(A block of data)
+++
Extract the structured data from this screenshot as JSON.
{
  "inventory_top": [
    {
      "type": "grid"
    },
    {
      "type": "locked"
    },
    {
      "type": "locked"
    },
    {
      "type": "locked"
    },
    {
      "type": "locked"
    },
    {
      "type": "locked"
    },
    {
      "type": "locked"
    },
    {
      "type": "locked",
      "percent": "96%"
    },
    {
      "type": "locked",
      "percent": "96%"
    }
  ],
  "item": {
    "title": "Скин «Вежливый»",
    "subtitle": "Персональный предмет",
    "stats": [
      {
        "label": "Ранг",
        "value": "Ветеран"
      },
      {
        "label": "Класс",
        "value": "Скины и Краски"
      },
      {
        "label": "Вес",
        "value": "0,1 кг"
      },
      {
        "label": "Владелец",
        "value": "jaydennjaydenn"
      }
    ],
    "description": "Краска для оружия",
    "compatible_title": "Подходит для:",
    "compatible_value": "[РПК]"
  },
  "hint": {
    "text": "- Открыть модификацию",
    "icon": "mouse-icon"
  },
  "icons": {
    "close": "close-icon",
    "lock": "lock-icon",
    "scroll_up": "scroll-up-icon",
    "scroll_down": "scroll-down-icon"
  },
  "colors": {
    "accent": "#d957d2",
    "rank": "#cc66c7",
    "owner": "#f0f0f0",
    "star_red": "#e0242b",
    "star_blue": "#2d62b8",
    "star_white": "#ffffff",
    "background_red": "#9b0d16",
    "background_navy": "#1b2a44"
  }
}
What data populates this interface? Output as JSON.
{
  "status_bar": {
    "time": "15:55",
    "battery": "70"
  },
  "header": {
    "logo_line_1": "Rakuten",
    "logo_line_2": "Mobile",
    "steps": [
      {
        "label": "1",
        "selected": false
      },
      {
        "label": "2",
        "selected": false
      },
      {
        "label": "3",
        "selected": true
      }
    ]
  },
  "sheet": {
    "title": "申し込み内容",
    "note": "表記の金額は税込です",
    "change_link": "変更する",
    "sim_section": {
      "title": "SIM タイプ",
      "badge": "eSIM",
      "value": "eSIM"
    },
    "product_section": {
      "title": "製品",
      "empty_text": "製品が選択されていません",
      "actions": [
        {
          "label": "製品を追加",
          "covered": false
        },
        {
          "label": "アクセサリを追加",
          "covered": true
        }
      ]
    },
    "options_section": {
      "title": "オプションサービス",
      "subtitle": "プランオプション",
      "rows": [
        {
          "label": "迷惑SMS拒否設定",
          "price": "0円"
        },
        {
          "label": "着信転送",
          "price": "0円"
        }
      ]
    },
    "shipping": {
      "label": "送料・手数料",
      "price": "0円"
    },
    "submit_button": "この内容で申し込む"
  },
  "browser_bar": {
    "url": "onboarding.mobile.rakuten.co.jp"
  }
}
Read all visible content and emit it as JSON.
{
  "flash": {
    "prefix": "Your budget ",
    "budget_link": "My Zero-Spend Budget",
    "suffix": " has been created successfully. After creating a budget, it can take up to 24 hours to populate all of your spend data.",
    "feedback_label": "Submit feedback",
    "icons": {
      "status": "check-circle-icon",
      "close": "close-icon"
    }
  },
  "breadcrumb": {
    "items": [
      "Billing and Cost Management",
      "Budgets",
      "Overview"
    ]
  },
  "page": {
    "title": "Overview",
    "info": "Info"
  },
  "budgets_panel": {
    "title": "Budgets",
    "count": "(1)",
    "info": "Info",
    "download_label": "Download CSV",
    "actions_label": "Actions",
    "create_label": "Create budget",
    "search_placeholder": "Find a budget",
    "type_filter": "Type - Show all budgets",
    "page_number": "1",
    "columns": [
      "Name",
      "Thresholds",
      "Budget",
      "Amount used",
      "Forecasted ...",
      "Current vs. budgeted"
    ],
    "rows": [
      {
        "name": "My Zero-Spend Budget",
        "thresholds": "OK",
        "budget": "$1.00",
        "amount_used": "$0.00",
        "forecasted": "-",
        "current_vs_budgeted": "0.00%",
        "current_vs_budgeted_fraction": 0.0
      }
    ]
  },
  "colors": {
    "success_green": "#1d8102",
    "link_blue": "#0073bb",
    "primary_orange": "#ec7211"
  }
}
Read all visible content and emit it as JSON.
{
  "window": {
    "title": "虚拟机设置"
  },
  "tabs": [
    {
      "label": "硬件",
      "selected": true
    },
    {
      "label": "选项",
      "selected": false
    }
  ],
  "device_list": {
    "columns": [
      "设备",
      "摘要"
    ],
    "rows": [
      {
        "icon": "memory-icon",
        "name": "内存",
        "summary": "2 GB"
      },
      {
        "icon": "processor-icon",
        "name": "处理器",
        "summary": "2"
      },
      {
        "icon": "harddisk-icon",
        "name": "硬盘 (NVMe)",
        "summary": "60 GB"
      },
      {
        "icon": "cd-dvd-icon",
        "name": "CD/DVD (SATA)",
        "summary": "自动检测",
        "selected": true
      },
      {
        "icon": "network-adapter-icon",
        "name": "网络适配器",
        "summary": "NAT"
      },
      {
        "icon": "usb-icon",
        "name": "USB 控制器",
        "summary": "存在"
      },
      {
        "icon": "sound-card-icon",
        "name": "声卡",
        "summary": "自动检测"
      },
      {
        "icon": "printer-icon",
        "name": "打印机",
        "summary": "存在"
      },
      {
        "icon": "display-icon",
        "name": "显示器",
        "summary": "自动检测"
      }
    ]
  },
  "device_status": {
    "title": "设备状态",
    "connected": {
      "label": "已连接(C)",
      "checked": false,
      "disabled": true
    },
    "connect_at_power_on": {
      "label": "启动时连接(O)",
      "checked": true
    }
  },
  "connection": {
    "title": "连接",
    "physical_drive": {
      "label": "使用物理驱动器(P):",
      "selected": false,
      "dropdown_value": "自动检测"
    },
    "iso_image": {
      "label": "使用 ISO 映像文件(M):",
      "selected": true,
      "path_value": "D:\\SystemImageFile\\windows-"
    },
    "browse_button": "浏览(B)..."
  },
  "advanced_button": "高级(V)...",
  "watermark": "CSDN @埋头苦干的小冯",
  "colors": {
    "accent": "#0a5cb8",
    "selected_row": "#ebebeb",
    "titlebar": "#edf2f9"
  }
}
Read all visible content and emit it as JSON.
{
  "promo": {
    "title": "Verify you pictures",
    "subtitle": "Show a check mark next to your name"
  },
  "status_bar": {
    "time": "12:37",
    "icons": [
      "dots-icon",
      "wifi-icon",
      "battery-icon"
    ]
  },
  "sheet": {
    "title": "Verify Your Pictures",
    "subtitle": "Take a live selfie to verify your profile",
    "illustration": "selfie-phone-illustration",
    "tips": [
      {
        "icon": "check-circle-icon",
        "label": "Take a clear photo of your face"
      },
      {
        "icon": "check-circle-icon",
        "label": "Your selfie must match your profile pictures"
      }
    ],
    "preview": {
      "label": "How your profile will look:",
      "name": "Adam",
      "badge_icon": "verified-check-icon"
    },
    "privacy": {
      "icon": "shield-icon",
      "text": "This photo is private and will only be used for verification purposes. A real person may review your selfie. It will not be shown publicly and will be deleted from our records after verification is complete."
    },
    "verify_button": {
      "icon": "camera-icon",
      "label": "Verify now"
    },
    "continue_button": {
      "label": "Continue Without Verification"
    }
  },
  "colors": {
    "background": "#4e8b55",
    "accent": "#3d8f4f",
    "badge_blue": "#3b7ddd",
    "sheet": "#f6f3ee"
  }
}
+++
(Problem):
Repeat the material above in full, quoting it exactly.

(Task solution):
Extract the structured data from this screenshot as JSON.
{
  "inventory_top": [
    {
      "type": "grid"
    },
    {
      "type": "locked"
    },
    {
      "type": "locked"
    },
    {
      "type": "locked"
    },
    {
      "type": "locked"
    },
    {
      "type": "locked"
    },
    {
      "type": "locked"
    },
    {
      "type": "locked",
      "percent": "96%"
    },
    {
      "type": "locked",
      "percent": "96%"
    }
  ],
  "item": {
    "title": "Скин «Вежливый»",
    "subtitle": "Персональный предмет",
    "stats": [
      {
        "label": "Ранг",
        "value": "Ветеран"
      },
      {
        "label": "Класс",
        "value": "Скины и Краски"
      },
      {
        "label": "Вес",
        "value": "0,1 кг"
      },
      {
        "label": "Владелец",
        "value": "jaydennjaydenn"
      }
    ],
    "description": "Краска для оружия",
    "compatible_title": "Подходит для:",
    "compatible_value": "[РПК]"
  },
  "hint": {
    "text": "- Открыть модификацию",
    "icon": "mouse-icon"
  },
  "icons": {
    "close": "close-icon",
    "lock": "lock-icon",
    "scroll_up": "scroll-up-icon",
    "scroll_down": "scroll-down-icon"
  },
  "colors": {
    "accent": "#d957d2",
    "rank": "#cc66c7",
    "owner": "#f0f0f0",
    "star_red": "#e0242b",
    "star_blue": "#2d62b8",
    "star_white": "#ffffff",
    "background_red": "#9b0d16",
    "background_navy": "#1b2a44"
  }
}
What data populates this interface? Output as JSON.
{
  "status_bar": {
    "time": "15:55",
    "battery": "70"
  },
  "header": {
    "logo_line_1": "Rakuten",
    "logo_line_2": "Mobile",
    "steps": [
      {
        "label": "1",
        "selected": false
      },
      {
        "label": "2",
        "selected": false
      },
      {
        "label": "3",
        "selected": true
      }
    ]
  },
  "sheet": {
    "title": "申し込み内容",
    "note": "表記の金額は税込です",
    "change_link": "変更する",
    "sim_section": {
      "title": "SIM タイプ",
      "badge": "eSIM",
      "value": "eSIM"
    },
    "product_section": {
      "title": "製品",
      "empty_text": "製品が選択されていません",
      "actions": [
        {
          "label": "製品を追加",
          "covered": false
        },
        {
          "label": "アクセサリを追加",
          "covered": true
        }
      ]
    },
    "options_section": {
      "title": "オプションサービス",
      "subtitle": "プランオプション",
      "rows": [
        {
          "label": "迷惑SMS拒否設定",
          "price": "0円"
        },
        {
          "label": "着信転送",
          "price": "0円"
        }
      ]
    },
    "shipping": {
      "label": "送料・手数料",
      "price": "0円"
    },
    "submit_button": "この内容で申し込む"
  },
  "browser_bar": {
    "url": "onboarding.mobile.rakuten.co.jp"
  }
}
Read all visible content and emit it as JSON.
{
  "flash": {
    "prefix": "Your budget ",
    "budget_link": "My Zero-Spend Budget",
    "suffix": " has been created successfully. After creating a budget, it can take up to 24 hours to populate all of your spend data.",
    "feedback_label": "Submit feedback",
    "icons": {
      "status": "check-circle-icon",
      "close": "close-icon"
    }
  },
  "breadcrumb": {
    "items": [
      "Billing and Cost Management",
      "Budgets",
      "Overview"
    ]
  },
  "page": {
    "title": "Overview",
    "info": "Info"
  },
  "budgets_panel": {
    "title": "Budgets",
    "count": "(1)",
    "info": "Info",
    "download_label": "Download CSV",
    "actions_label": "Actions",
    "create_label": "Create budget",
    "search_placeholder": "Find a budget",
    "type_filter": "Type - Show all budgets",
    "page_number": "1",
    "columns": [
      "Name",
      "Thresholds",
      "Budget",
      "Amount used",
      "Forecasted ...",
      "Current vs. budgeted"
    ],
    "rows": [
      {
        "name": "My Zero-Spend Budget",
        "thresholds": "OK",
        "budget": "$1.00",
        "amount_used": "$0.00",
        "forecasted": "-",
        "current_vs_budgeted": "0.00%",
        "current_vs_budgeted_fraction": 0.0
      }
    ]
  },
  "colors": {
    "success_green": "#1d8102",
    "link_blue": "#0073bb",
    "primary_orange": "#ec7211"
  }
}
Read all visible content and emit it as JSON.
{
  "window": {
    "title": "虚拟机设置"
  },
  "tabs": [
    {
      "label": "硬件",
      "selected": true
    },
    {
      "label": "选项",
      "selected": false
    }
  ],
  "device_list": {
    "columns": [
      "设备",
      "摘要"
    ],
    "rows": [
      {
        "icon": "memory-icon",
        "name": "内存",
        "summary": "2 GB"
      },
      {
        "icon": "processor-icon",
        "name": "处理器",
        "summary": "2"
      },
      {
        "icon": "harddisk-icon",
        "name": "硬盘 (NVMe)",
        "summary": "60 GB"
      },
      {
        "icon": "cd-dvd-icon",
        "name": "CD/DVD (SATA)",
        "summary": "自动检测",
        "selected": true
      },
      {
        "icon": "network-adapter-icon",
        "name": "网络适配器",
        "summary": "NAT"
      },
      {
        "icon": "usb-icon",
        "name": "USB 控制器",
        "summary": "存在"
      },
      {
        "icon": "sound-card-icon",
        "name": "声卡",
        "summary": "自动检测"
      },
      {
        "icon": "printer-icon",
        "name": "打印机",
        "summary": "存在"
      },
      {
        "icon": "display-icon",
        "name": "显示器",
        "summary": "自动检测"
      }
    ]
  },
  "device_status": {
    "title": "设备状态",
    "connected": {
      "label": "已连接(C)",
      "checked": false,
      "disabled": true
    },
    "connect_at_power_on": {
      "label": "启动时连接(O)",
      "checked": true
    }
  },
  "connection": {
    "title": "连接",
    "physical_drive": {
      "label": "使用物理驱动器(P):",
      "selected": false,
      "dropdown_value": "自动检测"
    },
    "iso_image": {
      "label": "使用 ISO 映像文件(M):",
      "selected": true,
      "path_value": "D:\\SystemImageFile\\windows-"
    },
    "browse_button": "浏览(B)..."
  },
  "advanced_button": "高级(V)...",
  "watermark": "CSDN @埋头苦干的小冯",
  "colors": {
    "accent": "#0a5cb8",
    "selected_row": "#ebebeb",
    "titlebar": "#edf2f9"
  }
}
Read all visible content and emit it as JSON.
{
  "promo": {
    "title": "Verify you pictures",
    "subtitle": "Show a check mark next to your name"
  },
  "status_bar": {
    "time": "12:37",
    "icons": [
      "dots-icon",
      "wifi-icon",
      "battery-icon"
    ]
  },
  "sheet": {
    "title": "Verify Your Pictures",
    "subtitle": "Take a live selfie to verify your profile",
    "illustration": "selfie-phone-illustration",
    "tips": [
      {
        "icon": "check-circle-icon",
        "label": "Take a clear photo of your face"
      },
      {
        "icon": "check-circle-icon",
        "label": "Your selfie must match your profile pictures"
      }
    ],
    "preview": {
      "label": "How your profile will look:",
      "name": "Adam",
      "badge_icon": "verified-check-icon"
    },
    "privacy": {
      "icon": "shield-icon",
      "text": "This photo is private and will only be used for verification purposes. A real person may review your selfie. It will not be shown publicly and will be deleted from our records after verification is complete."
    },
    "verify_button": {
      "icon": "camera-icon",
      "label": "Verify now"
    },
    "continue_button": {
      "label": "Continue Without Verification"
    }
  },
  "colors": {
    "background": "#4e8b55",
    "accent": "#3d8f4f",
    "badge_blue": "#3b7ddd",
    "sheet": "#f6f3ee"
  }
}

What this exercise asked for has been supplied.